__Given problem__:
Read the lines below. Copy out any that hold the string "title".

## Start Exercise data

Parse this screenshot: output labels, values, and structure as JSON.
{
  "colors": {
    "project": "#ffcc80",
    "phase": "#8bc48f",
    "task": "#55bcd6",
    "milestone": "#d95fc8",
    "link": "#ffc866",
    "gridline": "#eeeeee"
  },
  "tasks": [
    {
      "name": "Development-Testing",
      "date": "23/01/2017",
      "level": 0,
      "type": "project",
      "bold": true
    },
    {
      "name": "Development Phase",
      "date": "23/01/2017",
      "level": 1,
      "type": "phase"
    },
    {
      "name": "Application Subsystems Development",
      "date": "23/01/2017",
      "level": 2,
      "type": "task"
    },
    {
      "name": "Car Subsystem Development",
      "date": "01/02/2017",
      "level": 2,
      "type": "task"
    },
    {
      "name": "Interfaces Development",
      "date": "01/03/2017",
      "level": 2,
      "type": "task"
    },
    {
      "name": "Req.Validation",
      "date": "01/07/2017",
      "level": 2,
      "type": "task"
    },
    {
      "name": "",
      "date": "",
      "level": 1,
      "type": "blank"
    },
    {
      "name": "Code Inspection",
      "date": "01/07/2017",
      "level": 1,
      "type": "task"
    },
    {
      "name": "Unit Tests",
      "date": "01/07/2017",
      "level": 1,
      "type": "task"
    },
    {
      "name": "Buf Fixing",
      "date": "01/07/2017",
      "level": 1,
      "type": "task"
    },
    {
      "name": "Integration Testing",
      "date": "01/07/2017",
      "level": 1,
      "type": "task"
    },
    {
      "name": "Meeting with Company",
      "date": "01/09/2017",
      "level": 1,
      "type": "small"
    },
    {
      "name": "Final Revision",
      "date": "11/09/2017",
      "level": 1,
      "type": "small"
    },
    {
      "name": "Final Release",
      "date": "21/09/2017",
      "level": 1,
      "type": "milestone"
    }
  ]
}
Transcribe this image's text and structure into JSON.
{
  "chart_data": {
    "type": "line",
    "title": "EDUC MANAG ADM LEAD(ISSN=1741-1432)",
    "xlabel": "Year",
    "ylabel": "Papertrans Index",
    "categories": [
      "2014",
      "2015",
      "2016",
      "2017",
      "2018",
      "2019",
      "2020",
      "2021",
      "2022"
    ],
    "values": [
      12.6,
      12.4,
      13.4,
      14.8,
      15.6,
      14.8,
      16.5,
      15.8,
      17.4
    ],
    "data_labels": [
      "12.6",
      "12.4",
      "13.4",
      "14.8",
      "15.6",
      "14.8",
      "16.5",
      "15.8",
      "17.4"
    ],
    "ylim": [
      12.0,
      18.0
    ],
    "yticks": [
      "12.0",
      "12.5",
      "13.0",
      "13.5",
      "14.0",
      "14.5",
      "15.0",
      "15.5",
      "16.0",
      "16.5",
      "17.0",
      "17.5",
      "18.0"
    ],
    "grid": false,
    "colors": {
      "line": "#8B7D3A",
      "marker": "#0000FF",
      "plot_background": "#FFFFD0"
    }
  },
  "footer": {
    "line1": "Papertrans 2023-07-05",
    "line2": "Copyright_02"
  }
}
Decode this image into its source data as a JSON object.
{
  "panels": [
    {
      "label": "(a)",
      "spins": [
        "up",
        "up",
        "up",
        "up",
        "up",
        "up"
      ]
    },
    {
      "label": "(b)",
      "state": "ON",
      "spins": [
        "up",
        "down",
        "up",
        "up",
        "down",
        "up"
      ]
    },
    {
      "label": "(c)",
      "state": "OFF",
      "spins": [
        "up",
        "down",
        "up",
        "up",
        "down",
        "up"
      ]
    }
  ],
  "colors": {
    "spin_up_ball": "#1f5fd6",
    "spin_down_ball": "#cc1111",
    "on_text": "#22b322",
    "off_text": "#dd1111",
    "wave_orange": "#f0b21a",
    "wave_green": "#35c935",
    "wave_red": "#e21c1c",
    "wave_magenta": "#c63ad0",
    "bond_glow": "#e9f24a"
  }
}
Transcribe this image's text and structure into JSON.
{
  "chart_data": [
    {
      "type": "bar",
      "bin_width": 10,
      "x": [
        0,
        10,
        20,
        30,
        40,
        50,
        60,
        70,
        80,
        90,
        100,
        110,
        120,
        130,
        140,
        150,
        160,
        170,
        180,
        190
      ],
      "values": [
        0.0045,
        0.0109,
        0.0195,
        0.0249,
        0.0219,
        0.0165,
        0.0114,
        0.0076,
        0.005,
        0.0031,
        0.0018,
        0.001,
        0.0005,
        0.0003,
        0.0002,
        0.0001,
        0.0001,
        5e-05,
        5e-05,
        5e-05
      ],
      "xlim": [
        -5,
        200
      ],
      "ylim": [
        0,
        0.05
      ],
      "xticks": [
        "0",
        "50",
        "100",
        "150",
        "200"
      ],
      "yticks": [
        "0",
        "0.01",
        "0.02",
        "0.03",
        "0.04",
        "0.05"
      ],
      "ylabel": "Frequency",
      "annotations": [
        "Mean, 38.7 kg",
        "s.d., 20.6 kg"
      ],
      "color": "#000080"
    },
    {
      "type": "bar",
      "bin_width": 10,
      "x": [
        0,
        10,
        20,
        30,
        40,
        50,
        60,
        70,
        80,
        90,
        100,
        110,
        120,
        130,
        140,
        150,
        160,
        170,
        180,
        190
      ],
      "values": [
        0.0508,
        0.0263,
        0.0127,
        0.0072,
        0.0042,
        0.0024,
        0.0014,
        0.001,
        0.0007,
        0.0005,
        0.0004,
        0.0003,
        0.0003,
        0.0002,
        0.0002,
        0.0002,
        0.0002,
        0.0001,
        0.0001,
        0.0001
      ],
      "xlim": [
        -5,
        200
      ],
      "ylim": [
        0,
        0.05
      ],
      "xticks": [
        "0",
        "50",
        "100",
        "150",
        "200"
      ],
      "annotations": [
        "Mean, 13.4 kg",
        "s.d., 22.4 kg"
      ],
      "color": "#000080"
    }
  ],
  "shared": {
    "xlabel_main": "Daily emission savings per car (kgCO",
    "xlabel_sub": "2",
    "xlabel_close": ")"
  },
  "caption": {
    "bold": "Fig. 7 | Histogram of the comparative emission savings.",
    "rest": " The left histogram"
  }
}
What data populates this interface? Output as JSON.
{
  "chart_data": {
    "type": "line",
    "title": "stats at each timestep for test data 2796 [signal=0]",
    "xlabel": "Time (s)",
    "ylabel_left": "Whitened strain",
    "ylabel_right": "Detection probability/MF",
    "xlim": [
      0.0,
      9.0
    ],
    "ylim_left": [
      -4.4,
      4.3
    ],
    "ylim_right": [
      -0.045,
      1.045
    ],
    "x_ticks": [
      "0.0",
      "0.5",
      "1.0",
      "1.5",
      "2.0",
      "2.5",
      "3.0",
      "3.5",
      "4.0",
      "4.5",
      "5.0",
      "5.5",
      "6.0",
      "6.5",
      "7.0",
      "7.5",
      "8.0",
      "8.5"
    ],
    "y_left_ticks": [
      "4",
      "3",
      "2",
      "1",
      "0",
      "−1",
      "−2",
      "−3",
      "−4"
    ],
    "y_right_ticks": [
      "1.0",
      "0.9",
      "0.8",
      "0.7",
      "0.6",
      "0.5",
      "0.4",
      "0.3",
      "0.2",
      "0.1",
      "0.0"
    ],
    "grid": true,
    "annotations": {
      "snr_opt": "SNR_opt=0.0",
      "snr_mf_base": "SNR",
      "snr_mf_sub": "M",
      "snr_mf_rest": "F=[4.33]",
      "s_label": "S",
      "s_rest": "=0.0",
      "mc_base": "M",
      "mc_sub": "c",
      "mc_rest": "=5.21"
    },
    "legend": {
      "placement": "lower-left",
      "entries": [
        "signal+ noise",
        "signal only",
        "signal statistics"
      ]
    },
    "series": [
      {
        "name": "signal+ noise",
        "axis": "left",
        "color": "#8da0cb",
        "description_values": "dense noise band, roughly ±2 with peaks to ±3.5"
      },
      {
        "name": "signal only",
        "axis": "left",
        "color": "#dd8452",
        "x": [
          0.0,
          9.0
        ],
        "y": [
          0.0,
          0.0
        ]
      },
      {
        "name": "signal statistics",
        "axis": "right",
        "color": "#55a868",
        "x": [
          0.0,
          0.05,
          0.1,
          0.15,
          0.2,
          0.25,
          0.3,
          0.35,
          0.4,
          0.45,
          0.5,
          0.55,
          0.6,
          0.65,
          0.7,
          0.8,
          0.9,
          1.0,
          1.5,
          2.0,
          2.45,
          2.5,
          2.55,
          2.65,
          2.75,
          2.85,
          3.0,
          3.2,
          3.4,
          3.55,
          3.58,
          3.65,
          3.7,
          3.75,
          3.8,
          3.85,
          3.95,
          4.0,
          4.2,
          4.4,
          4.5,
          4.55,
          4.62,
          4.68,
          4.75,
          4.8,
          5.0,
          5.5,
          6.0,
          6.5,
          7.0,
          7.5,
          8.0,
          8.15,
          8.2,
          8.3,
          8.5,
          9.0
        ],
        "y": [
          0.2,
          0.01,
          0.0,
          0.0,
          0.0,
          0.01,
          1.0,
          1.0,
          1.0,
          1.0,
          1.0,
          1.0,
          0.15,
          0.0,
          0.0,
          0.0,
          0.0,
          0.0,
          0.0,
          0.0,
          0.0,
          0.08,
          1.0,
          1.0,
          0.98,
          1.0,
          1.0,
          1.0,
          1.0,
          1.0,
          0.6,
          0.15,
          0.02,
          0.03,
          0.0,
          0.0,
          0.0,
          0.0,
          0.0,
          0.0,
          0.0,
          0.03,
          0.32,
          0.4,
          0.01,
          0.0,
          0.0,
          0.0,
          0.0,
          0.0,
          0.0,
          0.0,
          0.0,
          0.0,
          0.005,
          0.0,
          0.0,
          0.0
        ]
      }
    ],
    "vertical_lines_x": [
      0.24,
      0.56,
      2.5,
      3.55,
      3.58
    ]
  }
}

## End Exercise data

__Exercise solution__:
    "title": "EDUC MANAG ADM LEAD(ISSN=1741-1432)",
    "title": "stats at each timestep for test data 2796 [signal=0]",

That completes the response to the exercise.